(Data entries)
● ● ●

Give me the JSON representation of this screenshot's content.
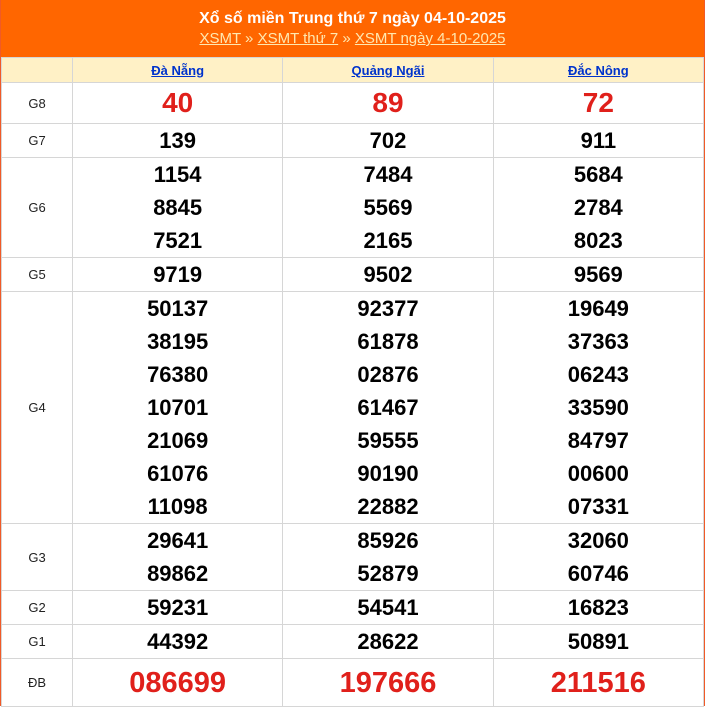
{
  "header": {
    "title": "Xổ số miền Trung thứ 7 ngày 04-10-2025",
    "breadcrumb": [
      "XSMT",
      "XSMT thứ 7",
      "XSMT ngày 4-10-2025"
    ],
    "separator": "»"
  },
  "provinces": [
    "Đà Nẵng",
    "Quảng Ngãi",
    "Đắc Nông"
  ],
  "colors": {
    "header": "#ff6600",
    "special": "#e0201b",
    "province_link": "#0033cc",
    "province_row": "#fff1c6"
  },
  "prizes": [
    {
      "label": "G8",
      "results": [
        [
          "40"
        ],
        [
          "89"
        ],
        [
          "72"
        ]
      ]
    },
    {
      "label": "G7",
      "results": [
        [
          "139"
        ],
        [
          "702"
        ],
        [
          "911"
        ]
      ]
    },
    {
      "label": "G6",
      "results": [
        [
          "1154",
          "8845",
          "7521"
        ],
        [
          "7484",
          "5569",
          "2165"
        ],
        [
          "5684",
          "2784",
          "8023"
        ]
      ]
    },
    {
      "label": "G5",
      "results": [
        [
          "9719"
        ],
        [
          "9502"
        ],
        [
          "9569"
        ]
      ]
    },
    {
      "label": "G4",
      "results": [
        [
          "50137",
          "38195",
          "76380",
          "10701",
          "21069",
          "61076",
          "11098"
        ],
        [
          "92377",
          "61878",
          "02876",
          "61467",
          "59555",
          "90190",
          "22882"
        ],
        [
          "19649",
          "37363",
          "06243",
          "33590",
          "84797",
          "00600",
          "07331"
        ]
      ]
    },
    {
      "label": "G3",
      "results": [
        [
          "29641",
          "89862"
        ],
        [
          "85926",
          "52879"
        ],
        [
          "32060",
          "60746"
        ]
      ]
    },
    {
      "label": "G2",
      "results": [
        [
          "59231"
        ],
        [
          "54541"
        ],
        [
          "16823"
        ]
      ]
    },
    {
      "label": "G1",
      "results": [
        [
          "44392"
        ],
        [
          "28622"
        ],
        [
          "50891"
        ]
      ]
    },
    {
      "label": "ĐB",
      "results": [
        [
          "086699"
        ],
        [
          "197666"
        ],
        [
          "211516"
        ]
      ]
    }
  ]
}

● ● ●

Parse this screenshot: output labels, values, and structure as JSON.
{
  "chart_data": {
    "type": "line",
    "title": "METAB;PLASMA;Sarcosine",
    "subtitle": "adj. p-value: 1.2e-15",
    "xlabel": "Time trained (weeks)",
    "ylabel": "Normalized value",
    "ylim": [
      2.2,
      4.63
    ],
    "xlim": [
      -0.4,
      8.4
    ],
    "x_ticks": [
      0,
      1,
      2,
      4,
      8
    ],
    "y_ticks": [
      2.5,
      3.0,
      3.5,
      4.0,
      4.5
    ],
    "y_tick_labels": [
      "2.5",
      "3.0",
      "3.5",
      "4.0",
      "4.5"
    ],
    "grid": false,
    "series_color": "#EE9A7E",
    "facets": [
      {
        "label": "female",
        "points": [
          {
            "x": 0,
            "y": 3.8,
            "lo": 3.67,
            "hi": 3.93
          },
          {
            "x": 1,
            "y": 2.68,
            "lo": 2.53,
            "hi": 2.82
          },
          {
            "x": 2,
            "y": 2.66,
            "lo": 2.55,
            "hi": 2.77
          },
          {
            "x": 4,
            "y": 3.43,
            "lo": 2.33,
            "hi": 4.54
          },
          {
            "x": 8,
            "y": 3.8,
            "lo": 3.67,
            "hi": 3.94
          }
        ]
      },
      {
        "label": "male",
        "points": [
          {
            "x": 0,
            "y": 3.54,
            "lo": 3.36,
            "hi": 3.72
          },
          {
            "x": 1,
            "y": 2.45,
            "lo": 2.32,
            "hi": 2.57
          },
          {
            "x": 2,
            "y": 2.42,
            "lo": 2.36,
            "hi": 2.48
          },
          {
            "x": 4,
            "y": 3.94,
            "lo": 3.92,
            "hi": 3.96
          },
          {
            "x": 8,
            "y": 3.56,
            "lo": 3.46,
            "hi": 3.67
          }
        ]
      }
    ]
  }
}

● ● ●

**TASK BRIEF**: Find all lines where the word "screenshot" appears. Copy them.

**SOLUTION FOR THIS EXERCISE**:
Give me the JSON representation of this screenshot's content.
Parse this screenshot: output labels, values, and structure as JSON.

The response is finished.